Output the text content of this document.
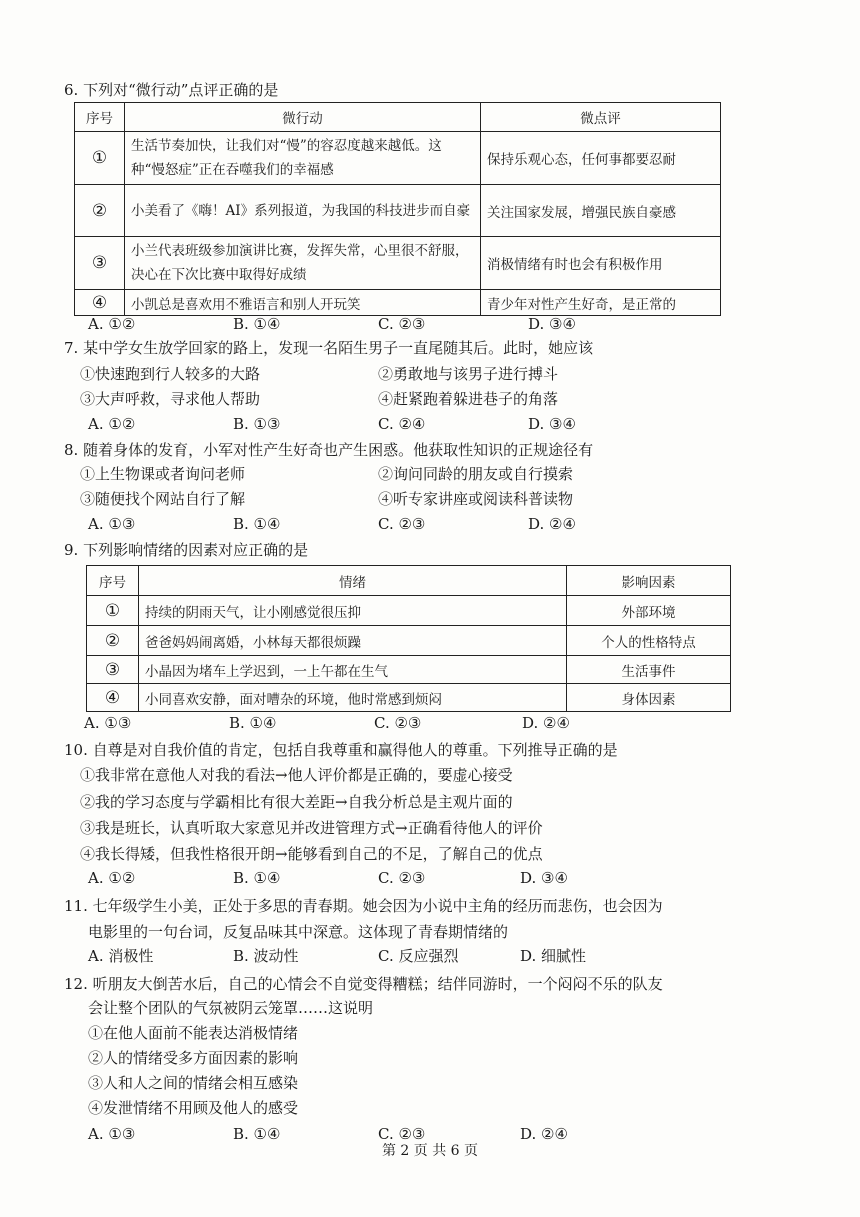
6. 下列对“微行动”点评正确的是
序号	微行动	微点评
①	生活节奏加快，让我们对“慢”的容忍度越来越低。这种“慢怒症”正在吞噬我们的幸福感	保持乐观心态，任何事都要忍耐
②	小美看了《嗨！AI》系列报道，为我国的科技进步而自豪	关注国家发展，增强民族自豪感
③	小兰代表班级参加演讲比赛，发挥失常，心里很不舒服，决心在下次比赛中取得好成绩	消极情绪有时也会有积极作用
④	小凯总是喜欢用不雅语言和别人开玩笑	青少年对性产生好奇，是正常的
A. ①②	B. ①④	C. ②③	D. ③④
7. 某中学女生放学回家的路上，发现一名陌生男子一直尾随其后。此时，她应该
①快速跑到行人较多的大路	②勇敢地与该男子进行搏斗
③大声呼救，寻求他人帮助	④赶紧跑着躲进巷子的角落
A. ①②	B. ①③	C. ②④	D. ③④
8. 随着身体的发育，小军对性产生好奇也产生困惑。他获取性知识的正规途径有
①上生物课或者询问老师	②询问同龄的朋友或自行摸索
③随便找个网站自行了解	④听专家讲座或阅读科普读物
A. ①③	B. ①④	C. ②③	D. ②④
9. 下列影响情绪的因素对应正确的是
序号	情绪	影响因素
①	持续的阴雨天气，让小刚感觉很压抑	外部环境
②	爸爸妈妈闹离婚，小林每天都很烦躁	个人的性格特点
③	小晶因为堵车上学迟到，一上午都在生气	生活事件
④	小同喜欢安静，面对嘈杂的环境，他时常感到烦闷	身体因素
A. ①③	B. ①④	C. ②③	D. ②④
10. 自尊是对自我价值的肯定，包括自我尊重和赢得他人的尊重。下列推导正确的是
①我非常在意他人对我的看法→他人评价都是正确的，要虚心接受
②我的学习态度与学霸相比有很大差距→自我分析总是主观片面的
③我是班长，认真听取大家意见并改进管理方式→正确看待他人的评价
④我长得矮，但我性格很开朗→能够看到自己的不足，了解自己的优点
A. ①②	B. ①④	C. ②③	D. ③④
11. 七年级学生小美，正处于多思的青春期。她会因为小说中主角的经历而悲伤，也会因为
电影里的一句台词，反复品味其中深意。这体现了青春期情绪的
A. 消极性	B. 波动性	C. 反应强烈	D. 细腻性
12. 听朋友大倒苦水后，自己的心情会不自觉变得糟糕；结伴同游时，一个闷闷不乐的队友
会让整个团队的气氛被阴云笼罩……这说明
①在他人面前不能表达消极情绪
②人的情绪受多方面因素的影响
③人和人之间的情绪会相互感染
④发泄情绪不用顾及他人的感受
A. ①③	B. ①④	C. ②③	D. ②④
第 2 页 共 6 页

------------------------------------------------------------

_Exercise objective_. Exclude the pictures, and transcribe all of the material exactly.

_Written response_.
Output the text content of this document.
6. 下列对“微行动”点评正确的是
序号	微行动	微点评
①	生活节奏加快，让我们对“慢”的容忍度越来越低。这种“慢怒症”正在吞噬我们的幸福感	保持乐观心态，任何事都要忍耐
②	小美看了《嗨！AI》系列报道，为我国的科技进步而自豪	关注国家发展，增强民族自豪感
③	小兰代表班级参加演讲比赛，发挥失常，心里很不舒服，决心在下次比赛中取得好成绩	消极情绪有时也会有积极作用
④	小凯总是喜欢用不雅语言和别人开玩笑	青少年对性产生好奇，是正常的
A. ①②	B. ①④	C. ②③	D. ③④
7. 某中学女生放学回家的路上，发现一名陌生男子一直尾随其后。此时，她应该
①快速跑到行人较多的大路	②勇敢地与该男子进行搏斗
③大声呼救，寻求他人帮助	④赶紧跑着躲进巷子的角落
A. ①②	B. ①③	C. ②④	D. ③④
8. 随着身体的发育，小军对性产生好奇也产生困惑。他获取性知识的正规途径有
①上生物课或者询问老师	②询问同龄的朋友或自行摸索
③随便找个网站自行了解	④听专家讲座或阅读科普读物
A. ①③	B. ①④	C. ②③	D. ②④
9. 下列影响情绪的因素对应正确的是
序号	情绪	影响因素
①	持续的阴雨天气，让小刚感觉很压抑	外部环境
②	爸爸妈妈闹离婚，小林每天都很烦躁	个人的性格特点
③	小晶因为堵车上学迟到，一上午都在生气	生活事件
④	小同喜欢安静，面对嘈杂的环境，他时常感到烦闷	身体因素
A. ①③	B. ①④	C. ②③	D. ②④
10. 自尊是对自我价值的肯定，包括自我尊重和赢得他人的尊重。下列推导正确的是
①我非常在意他人对我的看法→他人评价都是正确的，要虚心接受
②我的学习态度与学霸相比有很大差距→自我分析总是主观片面的
③我是班长，认真听取大家意见并改进管理方式→正确看待他人的评价
④我长得矮，但我性格很开朗→能够看到自己的不足，了解自己的优点
A. ①②	B. ①④	C. ②③	D. ③④
11. 七年级学生小美，正处于多思的青春期。她会因为小说中主角的经历而悲伤，也会因为
电影里的一句台词，反复品味其中深意。这体现了青春期情绪的
A. 消极性	B. 波动性	C. 反应强烈	D. 细腻性
12. 听朋友大倒苦水后，自己的心情会不自觉变得糟糕；结伴同游时，一个闷闷不乐的队友
会让整个团队的气氛被阴云笼罩……这说明
①在他人面前不能表达消极情绪
②人的情绪受多方面因素的影响
③人和人之间的情绪会相互感染
④发泄情绪不用顾及他人的感受
A. ①③	B. ①④	C. ②③	D. ②④
第 2 页 共 6 页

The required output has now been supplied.